Going through the material below, please gather all lines with the word "title" in them.

>> START

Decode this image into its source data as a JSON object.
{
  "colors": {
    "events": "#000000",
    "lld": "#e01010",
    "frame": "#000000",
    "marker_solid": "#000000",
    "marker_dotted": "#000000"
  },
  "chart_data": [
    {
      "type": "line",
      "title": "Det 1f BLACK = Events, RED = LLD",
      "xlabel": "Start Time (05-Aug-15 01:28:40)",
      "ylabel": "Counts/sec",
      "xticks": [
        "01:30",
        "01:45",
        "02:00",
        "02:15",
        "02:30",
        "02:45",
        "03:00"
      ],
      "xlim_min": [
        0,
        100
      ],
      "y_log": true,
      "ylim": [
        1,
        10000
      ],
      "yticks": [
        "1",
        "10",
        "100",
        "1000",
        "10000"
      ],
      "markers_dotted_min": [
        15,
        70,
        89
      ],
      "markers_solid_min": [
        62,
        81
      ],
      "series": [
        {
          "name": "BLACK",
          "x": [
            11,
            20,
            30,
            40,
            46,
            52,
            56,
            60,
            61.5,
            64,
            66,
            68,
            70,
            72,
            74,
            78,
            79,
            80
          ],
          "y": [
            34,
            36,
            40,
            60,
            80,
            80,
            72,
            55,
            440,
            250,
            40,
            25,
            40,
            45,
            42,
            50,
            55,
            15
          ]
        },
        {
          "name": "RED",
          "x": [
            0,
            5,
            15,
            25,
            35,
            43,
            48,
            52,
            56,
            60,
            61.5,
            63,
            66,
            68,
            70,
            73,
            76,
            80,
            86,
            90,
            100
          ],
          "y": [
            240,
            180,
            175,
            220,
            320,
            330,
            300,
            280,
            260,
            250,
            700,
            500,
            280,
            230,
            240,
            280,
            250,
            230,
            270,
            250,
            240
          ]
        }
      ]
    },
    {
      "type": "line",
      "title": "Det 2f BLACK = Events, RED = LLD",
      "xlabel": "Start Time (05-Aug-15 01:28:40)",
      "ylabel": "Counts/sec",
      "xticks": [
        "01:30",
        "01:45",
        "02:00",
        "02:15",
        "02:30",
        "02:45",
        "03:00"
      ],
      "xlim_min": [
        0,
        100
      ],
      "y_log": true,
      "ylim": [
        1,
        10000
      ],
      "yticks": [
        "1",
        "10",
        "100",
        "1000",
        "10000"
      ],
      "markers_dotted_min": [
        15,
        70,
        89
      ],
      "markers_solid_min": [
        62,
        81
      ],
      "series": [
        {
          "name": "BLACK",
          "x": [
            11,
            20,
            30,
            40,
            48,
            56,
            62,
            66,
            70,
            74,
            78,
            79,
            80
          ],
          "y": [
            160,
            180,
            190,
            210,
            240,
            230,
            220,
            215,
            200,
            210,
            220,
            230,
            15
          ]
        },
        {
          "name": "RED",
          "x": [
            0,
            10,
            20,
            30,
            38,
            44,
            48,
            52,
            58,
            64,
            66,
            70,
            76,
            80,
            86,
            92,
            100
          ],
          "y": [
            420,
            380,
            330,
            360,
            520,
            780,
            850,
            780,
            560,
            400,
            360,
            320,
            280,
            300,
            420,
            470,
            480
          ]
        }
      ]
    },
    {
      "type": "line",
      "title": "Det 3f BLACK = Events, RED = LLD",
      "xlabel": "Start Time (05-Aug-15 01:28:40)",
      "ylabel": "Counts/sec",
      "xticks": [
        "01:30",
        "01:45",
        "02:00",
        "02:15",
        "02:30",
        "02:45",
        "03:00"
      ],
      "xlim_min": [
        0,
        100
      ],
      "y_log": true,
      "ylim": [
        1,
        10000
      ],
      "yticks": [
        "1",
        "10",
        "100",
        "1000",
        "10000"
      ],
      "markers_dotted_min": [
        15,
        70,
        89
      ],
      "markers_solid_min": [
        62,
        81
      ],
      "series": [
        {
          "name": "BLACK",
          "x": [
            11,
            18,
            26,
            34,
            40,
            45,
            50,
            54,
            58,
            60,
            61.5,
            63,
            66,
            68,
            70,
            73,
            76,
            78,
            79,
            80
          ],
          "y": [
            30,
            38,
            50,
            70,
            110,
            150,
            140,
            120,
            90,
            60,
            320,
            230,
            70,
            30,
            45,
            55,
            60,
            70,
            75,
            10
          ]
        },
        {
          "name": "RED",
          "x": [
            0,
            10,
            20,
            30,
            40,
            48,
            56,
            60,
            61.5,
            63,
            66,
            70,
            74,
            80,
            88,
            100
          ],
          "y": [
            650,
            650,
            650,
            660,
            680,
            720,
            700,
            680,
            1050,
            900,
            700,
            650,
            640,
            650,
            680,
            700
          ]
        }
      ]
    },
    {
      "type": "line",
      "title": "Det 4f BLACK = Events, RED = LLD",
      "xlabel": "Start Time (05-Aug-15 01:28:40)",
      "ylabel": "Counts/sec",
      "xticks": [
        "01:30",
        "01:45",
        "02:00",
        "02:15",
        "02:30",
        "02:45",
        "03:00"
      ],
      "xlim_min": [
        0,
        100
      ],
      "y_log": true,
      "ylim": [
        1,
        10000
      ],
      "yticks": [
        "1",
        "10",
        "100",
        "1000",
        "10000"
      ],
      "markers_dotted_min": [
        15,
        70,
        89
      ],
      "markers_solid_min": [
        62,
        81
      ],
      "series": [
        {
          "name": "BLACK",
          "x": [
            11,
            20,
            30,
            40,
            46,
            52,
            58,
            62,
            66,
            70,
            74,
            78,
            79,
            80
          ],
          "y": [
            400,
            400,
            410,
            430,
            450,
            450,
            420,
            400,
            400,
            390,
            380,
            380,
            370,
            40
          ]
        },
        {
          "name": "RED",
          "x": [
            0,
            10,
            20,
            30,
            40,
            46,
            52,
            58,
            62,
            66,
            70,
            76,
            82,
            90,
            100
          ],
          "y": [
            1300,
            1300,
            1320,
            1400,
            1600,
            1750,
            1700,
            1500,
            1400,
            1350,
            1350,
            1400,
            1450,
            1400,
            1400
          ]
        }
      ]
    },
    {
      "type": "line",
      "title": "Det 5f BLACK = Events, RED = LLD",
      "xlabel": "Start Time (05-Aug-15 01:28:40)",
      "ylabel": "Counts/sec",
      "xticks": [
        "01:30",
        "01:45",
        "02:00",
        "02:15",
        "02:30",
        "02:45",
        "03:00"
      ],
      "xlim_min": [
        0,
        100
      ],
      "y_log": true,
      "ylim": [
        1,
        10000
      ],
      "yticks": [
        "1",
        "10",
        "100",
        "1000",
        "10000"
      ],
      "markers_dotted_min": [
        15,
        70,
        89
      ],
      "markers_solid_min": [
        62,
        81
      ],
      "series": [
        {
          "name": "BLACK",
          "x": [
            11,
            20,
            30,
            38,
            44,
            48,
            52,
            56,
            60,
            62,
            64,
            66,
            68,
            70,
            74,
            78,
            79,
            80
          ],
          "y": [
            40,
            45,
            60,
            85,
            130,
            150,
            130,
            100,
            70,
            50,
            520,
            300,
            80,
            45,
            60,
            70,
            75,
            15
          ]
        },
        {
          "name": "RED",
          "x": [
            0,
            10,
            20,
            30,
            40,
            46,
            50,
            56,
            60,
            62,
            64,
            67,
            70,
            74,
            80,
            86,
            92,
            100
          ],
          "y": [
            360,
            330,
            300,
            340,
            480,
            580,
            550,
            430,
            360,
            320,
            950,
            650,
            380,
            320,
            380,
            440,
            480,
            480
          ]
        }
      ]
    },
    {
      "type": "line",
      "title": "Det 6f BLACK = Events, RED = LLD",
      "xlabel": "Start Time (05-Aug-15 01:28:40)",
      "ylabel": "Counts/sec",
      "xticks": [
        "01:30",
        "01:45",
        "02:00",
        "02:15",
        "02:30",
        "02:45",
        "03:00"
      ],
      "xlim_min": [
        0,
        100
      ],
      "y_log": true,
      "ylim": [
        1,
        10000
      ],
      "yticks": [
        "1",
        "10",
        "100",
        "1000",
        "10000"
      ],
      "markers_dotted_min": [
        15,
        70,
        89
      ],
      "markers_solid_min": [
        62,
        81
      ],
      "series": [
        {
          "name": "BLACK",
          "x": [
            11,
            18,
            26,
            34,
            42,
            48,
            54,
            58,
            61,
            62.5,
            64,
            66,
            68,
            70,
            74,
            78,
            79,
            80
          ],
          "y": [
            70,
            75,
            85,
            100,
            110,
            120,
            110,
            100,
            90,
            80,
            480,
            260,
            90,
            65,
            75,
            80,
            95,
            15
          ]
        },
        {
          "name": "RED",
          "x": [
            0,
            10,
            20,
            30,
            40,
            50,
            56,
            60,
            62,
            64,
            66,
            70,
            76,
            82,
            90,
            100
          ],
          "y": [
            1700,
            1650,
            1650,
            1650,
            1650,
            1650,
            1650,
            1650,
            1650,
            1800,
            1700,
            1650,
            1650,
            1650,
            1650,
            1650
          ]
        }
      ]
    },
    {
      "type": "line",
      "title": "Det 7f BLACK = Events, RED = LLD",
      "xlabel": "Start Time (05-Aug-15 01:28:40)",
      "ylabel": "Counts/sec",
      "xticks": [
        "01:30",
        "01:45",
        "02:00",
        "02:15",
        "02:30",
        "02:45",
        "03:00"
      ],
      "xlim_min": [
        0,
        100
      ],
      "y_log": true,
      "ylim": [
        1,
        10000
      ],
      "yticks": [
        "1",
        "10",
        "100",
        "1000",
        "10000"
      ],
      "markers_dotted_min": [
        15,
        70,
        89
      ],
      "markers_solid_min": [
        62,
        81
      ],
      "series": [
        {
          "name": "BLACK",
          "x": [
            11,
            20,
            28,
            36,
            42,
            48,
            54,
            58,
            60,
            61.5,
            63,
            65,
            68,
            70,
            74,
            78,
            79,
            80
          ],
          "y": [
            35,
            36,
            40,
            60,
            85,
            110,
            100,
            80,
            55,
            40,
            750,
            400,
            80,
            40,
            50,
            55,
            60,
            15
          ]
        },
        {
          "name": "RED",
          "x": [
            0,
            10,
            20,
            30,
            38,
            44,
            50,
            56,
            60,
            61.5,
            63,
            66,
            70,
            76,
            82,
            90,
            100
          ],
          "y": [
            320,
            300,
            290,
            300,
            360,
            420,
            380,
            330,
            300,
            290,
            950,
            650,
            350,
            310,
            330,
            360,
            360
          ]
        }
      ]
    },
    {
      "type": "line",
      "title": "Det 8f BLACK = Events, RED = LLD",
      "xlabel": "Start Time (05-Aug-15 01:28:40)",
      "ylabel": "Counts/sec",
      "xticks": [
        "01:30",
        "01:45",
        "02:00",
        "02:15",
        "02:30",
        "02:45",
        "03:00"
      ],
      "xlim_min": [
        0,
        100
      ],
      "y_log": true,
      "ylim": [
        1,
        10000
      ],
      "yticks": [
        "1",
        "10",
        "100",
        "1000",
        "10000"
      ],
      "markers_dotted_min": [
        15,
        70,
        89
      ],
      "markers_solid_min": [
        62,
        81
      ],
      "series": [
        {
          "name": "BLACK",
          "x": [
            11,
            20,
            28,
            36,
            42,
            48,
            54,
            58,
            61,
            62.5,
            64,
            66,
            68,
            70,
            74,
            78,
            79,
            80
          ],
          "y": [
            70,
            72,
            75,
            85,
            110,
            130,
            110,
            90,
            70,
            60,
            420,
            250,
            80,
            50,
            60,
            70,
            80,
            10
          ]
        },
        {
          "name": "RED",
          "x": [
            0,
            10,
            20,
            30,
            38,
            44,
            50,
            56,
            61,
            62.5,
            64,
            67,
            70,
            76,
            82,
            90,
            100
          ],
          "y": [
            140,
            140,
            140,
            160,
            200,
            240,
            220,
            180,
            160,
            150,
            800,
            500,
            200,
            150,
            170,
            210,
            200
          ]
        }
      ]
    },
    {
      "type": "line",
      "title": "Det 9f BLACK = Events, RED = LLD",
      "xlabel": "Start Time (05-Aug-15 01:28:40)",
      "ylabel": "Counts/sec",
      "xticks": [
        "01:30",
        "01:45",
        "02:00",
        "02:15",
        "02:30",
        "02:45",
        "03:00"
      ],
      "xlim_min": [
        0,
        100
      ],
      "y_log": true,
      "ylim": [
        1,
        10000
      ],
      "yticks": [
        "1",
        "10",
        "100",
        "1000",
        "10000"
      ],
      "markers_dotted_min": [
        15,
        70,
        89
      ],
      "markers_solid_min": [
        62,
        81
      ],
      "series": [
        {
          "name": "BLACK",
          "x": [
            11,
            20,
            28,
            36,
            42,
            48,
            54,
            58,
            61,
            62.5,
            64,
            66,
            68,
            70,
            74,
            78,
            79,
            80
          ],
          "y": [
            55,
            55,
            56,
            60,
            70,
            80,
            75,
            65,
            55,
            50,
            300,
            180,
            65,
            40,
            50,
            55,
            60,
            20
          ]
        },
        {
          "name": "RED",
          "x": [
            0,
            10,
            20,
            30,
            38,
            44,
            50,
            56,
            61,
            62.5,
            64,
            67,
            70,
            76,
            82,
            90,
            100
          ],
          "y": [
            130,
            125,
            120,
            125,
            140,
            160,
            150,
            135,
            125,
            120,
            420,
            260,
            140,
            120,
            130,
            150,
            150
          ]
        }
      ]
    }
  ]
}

>> END

> [Complete output]
      "title": "Det 1f BLACK = Events, RED = LLD",
      "title": "Det 2f BLACK = Events, RED = LLD",
      "title": "Det 3f BLACK = Events, RED = LLD",
      "title": "Det 4f BLACK = Events, RED = LLD",
      "title": "Det 5f BLACK = Events, RED = LLD",
      "title": "Det 6f BLACK = Events, RED = LLD",
      "title": "Det 7f BLACK = Events, RED = LLD",
      "title": "Det 8f BLACK = Events, RED = LLD",
      "title": "Det 9f BLACK = Events, RED = LLD",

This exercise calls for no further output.